***** Data provided *****
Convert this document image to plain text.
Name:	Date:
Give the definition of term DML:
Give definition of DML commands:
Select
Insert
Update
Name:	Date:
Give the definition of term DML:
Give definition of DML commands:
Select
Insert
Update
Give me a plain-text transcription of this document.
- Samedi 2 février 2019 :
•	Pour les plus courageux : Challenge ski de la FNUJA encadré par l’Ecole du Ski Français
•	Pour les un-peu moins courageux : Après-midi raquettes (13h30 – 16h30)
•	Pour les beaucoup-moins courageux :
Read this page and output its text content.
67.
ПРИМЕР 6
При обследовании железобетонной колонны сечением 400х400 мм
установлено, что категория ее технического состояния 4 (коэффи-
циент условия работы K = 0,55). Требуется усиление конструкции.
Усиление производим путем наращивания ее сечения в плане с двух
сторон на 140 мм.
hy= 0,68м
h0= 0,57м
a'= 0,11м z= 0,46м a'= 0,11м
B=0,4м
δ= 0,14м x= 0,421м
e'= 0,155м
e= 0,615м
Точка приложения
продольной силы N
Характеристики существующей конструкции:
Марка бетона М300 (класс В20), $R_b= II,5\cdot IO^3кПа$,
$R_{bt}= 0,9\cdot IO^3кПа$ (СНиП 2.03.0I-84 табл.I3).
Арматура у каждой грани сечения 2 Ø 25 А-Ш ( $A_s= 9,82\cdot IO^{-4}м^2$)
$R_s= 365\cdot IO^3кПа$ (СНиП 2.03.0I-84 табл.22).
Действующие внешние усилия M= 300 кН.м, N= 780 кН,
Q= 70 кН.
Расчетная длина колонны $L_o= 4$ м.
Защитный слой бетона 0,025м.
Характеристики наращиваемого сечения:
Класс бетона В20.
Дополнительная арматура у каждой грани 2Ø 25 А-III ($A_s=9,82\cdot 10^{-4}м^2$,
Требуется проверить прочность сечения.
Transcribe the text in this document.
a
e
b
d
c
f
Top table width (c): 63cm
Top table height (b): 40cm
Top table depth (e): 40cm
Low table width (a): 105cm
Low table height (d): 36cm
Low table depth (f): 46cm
*****
=== Short task ===
Take every line above carrying "table" and return it.

=== Response to the task ===
Top table width (c): 63cm
Top table height (b): 40cm
Top table depth (e): 40cm
Low table width (a): 105cm
Low table height (d): 36cm
Low table depth (f): 46cm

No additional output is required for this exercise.